• YOUR GOAL: Print the entries below word for word; the pictures stay out of your copy.

• EXERCISE INPUTS:
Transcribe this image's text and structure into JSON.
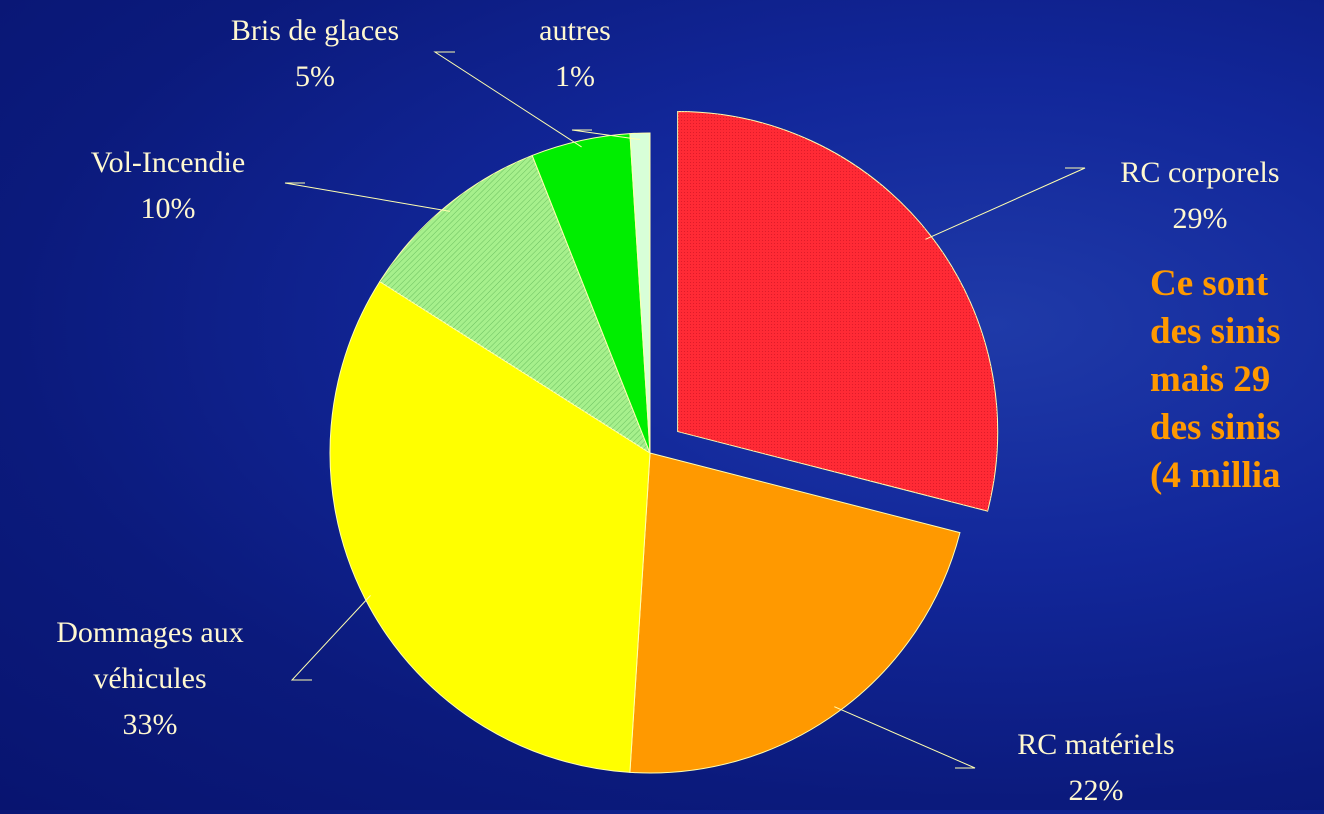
{
  "chart_data": {
    "type": "pie",
    "categories": [
      "RC corporels",
      "RC matériels",
      "Dommages aux véhicules",
      "Vol-Incendie",
      "Bris de glaces",
      "autres"
    ],
    "values": [
      29,
      22,
      33,
      10,
      5,
      1
    ],
    "value_labels": [
      "29%",
      "22%",
      "33%",
      "10%",
      "5%",
      "1%"
    ],
    "colors": [
      "#ff2a35",
      "#ff9900",
      "#ffff00",
      "#a6f08c",
      "#00ee00",
      "#d8ffd8"
    ],
    "exploded": [
      true,
      false,
      false,
      false,
      false,
      false
    ],
    "annotations": [
      "Ce sont",
      "des sinis",
      "mais 29",
      "des sinis",
      "(4 millia"
    ]
  }
}
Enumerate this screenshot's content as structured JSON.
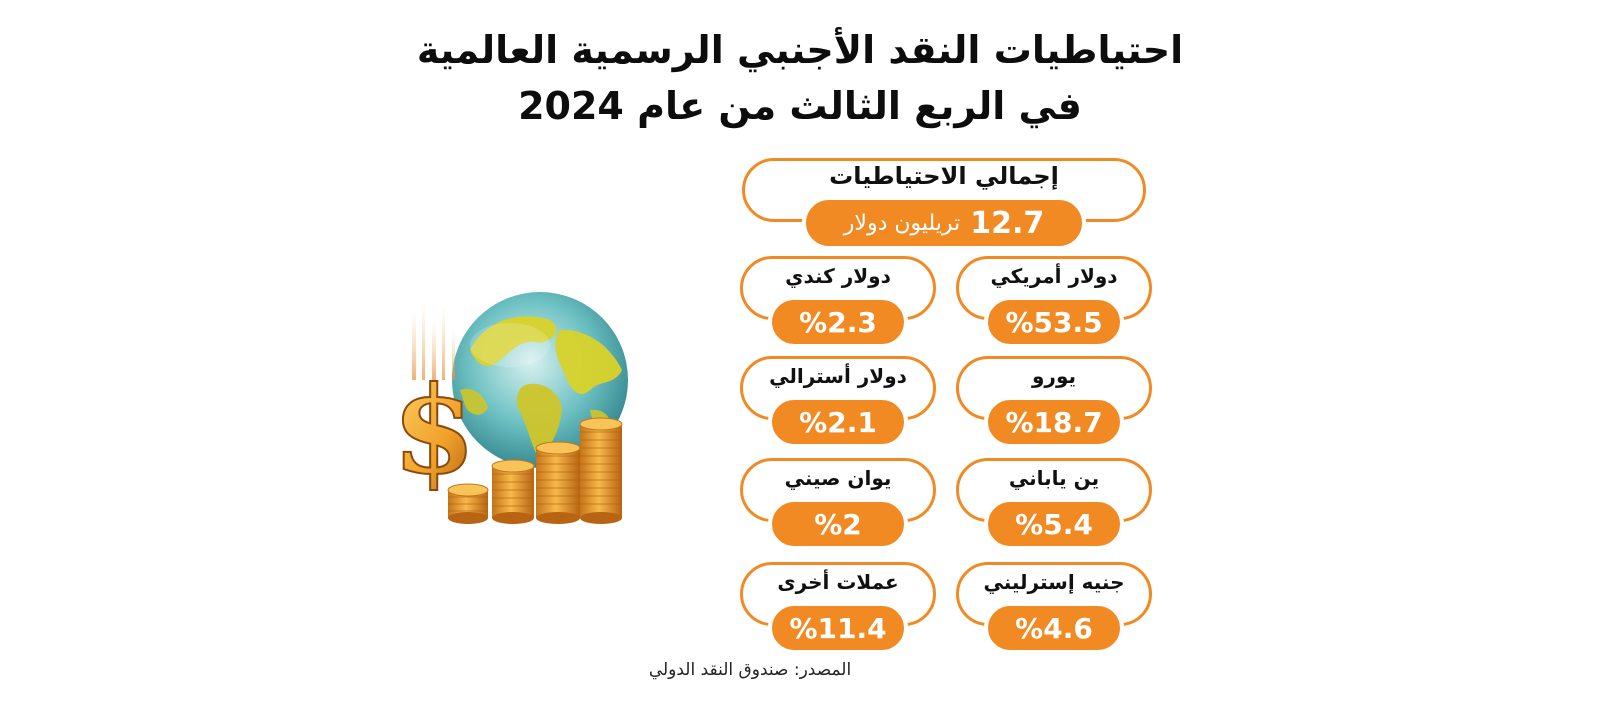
{
  "title": {
    "line1": "احتياطيات النقد الأجنبي الرسمية العالمية",
    "line2": "في الربع الثالث من عام 2024"
  },
  "total": {
    "label": "إجمالي الاحتياطيات",
    "value": "12.7",
    "unit": "تريليون دولار"
  },
  "currencies": [
    {
      "name": "دولار أمريكي",
      "share": "%53.5"
    },
    {
      "name": "دولار كندي",
      "share": "%2.3"
    },
    {
      "name": "يورو",
      "share": "%18.7"
    },
    {
      "name": "دولار أسترالي",
      "share": "%2.1"
    },
    {
      "name": "ين ياباني",
      "share": "%5.4"
    },
    {
      "name": "يوان صيني",
      "share": "%2"
    },
    {
      "name": "جنيه إسترليني",
      "share": "%4.6"
    },
    {
      "name": "عملات أخرى",
      "share": "%11.4"
    }
  ],
  "source": "المصدر: صندوق النقد الدولي",
  "colors": {
    "accent": "#f28a24",
    "coin": "#f0a12a",
    "globe_water": "#3fa3a8",
    "globe_land": "#d9d22a"
  },
  "illustration_icons": [
    "globe-icon",
    "dollar-sign-icon",
    "coin-stack-icon"
  ]
}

• THE REPLY:
Transcribe this image's text and structure into JSON.
{
  "chart_data": {
    "type": "pie",
    "categories": [
      "RC corporels",
      "RC matériels",
      "Dommages aux véhicules",
      "Vol-Incendie",
      "Bris de glaces",
      "autres"
    ],
    "values": [
      29,
      22,
      33,
      10,
      5,
      1
    ],
    "value_labels": [
      "29%",
      "22%",
      "33%",
      "10%",
      "5%",
      "1%"
    ],
    "colors": [
      "#ff2a35",
      "#ff9900",
      "#ffff00",
      "#a6f08c",
      "#00ee00",
      "#d8ffd8"
    ],
    "exploded": [
      true,
      false,
      false,
      false,
      false,
      false
    ],
    "annotations": [
      "Ce sont",
      "des sinis",
      "mais 29",
      "des sinis",
      "(4 millia"
    ]
  }
}
Enumerate this screenshot's content as structured JSON.
{
  "title": {
    "line1": "احتياطيات النقد الأجنبي الرسمية العالمية",
    "line2": "في الربع الثالث من عام 2024"
  },
  "total": {
    "label": "إجمالي الاحتياطيات",
    "value": "12.7",
    "unit": "تريليون دولار"
  },
  "currencies": [
    {
      "name": "دولار أمريكي",
      "share": "%53.5"
    },
    {
      "name": "دولار كندي",
      "share": "%2.3"
    },
    {
      "name": "يورو",
      "share": "%18.7"
    },
    {
      "name": "دولار أسترالي",
      "share": "%2.1"
    },
    {
      "name": "ين ياباني",
      "share": "%5.4"
    },
    {
      "name": "يوان صيني",
      "share": "%2"
    },
    {
      "name": "جنيه إسترليني",
      "share": "%4.6"
    },
    {
      "name": "عملات أخرى",
      "share": "%11.4"
    }
  ],
  "source": "المصدر: صندوق النقد الدولي",
  "colors": {
    "accent": "#f28a24",
    "coin": "#f0a12a",
    "globe_water": "#3fa3a8",
    "globe_land": "#d9d22a"
  },
  "illustration_icons": [
    "globe-icon",
    "dollar-sign-icon",
    "coin-stack-icon"
  ]
}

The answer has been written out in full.